- **The input**:
=======
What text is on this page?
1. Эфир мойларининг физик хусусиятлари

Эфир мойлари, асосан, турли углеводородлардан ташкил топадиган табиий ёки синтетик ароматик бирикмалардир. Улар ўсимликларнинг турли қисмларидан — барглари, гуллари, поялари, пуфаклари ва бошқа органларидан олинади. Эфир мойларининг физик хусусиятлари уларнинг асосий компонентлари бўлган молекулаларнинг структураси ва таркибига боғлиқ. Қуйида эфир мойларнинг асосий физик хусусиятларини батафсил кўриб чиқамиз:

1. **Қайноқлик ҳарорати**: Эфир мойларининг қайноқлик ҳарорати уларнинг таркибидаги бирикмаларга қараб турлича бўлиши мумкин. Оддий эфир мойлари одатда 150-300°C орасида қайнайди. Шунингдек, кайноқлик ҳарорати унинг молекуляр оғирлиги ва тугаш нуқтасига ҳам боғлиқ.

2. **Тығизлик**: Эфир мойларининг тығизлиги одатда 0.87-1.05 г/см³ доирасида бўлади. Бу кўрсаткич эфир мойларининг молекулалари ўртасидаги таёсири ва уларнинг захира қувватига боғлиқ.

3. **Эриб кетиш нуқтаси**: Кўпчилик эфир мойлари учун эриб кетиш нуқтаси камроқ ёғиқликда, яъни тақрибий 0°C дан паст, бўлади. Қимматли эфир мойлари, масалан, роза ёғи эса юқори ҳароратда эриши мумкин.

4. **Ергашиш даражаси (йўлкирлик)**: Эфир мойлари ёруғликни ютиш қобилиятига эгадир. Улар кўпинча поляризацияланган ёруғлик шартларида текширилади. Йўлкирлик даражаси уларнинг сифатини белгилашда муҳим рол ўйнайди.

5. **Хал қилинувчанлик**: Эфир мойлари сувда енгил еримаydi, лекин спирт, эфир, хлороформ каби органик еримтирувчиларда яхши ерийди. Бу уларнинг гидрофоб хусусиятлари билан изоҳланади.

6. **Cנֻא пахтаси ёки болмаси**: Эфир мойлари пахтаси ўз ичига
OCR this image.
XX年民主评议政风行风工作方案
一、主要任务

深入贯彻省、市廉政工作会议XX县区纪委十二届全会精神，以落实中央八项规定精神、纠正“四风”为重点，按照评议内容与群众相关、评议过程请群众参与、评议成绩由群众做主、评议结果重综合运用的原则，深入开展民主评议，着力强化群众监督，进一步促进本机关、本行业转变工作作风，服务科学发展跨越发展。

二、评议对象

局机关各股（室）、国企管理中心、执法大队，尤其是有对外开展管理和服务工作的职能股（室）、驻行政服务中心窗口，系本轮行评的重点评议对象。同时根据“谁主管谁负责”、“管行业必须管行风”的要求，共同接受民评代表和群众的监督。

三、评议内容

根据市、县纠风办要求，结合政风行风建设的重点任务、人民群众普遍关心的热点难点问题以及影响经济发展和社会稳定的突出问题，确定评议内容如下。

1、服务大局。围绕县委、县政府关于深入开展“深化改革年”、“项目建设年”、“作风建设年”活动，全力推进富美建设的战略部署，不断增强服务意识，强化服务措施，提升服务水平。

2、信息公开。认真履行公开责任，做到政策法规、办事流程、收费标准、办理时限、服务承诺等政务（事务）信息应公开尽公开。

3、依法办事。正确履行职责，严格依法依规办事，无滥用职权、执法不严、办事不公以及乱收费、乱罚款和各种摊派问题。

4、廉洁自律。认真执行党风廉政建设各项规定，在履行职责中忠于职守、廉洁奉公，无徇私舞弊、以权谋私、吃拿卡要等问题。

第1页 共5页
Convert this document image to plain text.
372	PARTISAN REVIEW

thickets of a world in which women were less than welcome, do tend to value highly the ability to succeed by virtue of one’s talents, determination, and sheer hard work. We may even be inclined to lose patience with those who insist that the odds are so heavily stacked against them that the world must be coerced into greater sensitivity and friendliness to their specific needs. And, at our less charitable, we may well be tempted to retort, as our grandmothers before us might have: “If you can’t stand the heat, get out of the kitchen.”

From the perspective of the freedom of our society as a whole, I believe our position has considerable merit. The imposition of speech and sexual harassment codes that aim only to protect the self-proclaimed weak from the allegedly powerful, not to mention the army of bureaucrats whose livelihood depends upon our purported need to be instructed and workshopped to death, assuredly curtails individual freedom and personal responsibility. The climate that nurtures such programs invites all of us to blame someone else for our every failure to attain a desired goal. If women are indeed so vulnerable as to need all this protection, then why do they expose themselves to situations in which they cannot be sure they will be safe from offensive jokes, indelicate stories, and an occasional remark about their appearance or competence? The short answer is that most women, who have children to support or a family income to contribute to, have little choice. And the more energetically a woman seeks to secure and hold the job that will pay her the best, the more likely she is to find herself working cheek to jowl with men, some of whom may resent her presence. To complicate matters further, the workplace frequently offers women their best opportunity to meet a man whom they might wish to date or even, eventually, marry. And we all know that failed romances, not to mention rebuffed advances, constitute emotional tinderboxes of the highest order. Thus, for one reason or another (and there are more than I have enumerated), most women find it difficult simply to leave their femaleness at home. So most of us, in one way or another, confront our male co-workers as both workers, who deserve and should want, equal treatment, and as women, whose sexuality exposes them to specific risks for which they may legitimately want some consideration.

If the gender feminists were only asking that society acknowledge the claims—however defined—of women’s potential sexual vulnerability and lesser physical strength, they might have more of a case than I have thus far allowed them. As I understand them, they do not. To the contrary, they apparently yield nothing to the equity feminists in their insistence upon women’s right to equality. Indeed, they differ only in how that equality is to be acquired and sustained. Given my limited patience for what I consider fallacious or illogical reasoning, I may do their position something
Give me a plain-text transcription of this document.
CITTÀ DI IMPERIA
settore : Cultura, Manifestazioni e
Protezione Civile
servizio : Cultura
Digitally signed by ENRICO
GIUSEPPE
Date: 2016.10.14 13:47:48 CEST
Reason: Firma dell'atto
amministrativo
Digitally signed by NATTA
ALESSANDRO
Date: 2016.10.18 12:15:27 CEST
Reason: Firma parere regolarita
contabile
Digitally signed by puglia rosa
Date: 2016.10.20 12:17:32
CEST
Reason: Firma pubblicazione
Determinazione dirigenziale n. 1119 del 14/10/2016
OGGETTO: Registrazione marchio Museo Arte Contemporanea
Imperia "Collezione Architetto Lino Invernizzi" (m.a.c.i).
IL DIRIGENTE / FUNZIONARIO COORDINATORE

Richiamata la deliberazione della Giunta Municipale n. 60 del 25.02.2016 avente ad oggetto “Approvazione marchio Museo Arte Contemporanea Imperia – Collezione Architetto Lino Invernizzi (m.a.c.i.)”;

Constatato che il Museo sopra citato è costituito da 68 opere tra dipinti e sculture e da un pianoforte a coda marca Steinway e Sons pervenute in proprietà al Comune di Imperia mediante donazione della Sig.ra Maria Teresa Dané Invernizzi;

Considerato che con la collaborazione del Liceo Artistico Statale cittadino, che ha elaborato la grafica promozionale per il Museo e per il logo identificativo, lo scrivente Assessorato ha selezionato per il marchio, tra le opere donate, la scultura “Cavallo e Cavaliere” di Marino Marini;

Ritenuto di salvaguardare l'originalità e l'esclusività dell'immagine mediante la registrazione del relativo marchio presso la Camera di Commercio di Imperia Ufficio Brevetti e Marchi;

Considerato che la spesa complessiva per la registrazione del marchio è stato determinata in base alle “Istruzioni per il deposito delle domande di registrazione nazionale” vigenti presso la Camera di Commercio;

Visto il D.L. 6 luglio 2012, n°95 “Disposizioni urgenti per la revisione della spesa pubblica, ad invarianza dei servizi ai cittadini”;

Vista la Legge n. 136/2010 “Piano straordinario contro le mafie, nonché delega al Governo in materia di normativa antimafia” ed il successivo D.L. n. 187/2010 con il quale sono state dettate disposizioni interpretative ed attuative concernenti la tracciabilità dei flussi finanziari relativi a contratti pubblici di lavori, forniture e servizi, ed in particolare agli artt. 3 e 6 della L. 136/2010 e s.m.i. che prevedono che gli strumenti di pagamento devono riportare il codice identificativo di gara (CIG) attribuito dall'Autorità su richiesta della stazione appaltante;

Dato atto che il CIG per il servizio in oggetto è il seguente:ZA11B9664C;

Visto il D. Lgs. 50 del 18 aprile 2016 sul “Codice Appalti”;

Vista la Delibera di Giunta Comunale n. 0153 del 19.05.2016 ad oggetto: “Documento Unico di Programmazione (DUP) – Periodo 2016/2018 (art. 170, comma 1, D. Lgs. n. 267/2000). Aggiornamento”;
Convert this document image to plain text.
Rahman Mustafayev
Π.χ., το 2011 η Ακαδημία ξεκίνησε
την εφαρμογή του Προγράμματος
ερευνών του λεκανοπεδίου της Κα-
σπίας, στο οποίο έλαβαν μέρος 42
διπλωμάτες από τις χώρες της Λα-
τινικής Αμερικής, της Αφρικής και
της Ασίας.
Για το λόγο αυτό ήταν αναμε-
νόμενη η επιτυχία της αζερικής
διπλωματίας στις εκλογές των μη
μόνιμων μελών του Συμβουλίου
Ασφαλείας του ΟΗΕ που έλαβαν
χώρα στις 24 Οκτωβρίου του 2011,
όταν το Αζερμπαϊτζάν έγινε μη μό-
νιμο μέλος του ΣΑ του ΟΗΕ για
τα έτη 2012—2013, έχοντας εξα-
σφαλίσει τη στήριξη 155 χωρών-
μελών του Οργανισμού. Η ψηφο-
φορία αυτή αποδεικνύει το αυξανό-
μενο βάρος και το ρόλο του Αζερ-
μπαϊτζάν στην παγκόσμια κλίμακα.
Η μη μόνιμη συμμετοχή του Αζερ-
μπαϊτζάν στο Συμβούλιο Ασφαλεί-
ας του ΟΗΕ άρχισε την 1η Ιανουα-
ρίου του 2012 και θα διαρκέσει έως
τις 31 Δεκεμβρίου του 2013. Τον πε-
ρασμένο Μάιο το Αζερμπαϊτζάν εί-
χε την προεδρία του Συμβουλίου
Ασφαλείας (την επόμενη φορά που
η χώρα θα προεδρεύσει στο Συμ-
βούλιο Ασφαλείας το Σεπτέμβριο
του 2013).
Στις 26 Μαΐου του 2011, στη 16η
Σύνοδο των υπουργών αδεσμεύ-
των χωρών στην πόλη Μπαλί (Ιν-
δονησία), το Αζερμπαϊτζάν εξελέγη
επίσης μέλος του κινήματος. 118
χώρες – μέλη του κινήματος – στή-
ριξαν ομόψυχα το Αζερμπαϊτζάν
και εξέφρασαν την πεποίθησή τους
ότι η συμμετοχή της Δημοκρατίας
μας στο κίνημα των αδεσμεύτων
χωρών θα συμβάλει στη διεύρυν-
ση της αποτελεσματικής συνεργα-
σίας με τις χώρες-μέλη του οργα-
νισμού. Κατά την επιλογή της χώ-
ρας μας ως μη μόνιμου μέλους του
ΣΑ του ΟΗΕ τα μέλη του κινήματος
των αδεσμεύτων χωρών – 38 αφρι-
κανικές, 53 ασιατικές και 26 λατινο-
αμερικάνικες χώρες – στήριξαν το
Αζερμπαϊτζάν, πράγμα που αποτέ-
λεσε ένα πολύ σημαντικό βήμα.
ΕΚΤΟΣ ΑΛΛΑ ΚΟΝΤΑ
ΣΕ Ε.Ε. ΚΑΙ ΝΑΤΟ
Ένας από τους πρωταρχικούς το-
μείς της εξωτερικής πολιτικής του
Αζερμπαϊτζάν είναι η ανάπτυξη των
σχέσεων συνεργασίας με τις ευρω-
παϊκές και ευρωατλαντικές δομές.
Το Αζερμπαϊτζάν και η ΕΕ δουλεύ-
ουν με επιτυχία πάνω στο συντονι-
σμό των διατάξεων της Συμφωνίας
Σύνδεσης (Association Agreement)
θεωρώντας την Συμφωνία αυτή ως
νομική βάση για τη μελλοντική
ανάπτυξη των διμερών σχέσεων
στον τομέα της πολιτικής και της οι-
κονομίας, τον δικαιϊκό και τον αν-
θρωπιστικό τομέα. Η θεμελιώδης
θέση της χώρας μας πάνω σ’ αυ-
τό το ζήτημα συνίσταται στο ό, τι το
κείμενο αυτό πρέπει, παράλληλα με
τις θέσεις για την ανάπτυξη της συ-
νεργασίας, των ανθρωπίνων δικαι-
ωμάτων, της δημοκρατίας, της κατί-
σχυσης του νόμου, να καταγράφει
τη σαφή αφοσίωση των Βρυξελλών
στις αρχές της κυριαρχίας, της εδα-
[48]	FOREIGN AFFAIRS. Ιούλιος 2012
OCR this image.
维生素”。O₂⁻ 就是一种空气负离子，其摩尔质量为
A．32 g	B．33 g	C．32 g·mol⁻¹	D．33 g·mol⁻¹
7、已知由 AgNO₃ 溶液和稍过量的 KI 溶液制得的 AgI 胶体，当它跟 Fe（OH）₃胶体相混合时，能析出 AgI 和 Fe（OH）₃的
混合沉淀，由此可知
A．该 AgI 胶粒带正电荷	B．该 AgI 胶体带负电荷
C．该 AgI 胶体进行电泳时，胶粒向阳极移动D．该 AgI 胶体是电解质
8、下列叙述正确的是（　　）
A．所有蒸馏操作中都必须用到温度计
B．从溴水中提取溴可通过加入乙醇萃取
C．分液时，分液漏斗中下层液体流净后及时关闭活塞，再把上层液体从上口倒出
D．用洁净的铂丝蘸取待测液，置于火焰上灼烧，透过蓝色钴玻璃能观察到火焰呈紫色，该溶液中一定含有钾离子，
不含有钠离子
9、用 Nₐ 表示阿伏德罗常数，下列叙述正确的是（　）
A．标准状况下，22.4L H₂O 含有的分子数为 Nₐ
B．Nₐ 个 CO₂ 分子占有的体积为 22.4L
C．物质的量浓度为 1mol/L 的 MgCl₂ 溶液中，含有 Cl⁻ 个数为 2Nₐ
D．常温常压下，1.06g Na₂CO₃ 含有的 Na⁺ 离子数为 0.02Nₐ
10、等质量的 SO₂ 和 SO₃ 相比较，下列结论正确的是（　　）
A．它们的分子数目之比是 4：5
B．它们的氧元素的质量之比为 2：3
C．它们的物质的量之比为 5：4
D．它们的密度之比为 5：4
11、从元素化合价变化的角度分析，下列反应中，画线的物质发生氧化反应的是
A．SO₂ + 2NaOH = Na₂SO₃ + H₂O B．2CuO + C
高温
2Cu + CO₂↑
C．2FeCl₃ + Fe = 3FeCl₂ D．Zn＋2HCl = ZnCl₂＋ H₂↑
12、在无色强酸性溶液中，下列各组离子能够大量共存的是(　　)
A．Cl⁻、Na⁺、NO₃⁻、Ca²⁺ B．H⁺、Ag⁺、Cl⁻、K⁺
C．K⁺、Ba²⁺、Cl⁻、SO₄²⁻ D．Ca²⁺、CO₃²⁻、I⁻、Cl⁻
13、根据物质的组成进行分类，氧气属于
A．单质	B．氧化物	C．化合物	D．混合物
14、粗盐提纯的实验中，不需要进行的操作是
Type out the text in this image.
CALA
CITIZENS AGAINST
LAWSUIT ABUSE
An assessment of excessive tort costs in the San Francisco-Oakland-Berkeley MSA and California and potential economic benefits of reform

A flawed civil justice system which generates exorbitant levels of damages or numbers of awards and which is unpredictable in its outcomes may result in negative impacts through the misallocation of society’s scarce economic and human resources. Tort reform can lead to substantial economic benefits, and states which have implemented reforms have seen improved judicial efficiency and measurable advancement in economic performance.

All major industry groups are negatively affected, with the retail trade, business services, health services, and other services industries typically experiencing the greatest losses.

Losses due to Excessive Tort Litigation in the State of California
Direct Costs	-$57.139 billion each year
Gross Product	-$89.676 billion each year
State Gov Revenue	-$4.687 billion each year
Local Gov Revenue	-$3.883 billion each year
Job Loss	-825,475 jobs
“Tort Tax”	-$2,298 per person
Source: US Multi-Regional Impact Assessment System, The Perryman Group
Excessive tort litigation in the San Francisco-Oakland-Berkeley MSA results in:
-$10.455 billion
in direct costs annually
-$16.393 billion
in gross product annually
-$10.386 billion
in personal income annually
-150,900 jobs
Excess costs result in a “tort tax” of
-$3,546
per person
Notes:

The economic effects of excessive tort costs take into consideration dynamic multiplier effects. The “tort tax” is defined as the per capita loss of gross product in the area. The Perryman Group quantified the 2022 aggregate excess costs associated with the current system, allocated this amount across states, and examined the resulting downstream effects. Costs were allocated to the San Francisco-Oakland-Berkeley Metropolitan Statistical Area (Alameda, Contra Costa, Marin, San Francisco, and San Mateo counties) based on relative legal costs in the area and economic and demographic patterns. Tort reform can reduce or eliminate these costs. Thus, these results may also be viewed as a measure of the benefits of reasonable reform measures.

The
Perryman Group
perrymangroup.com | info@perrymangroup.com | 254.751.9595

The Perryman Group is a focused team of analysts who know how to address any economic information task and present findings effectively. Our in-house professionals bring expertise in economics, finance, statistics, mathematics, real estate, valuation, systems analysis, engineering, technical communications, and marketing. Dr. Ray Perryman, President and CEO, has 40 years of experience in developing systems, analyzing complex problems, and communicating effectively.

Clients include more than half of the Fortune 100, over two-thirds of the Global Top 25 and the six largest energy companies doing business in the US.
=======
- **Aim of the task**: In the listing above, count each line that holds the string "signed". Give the number only.

- **Task result**: 3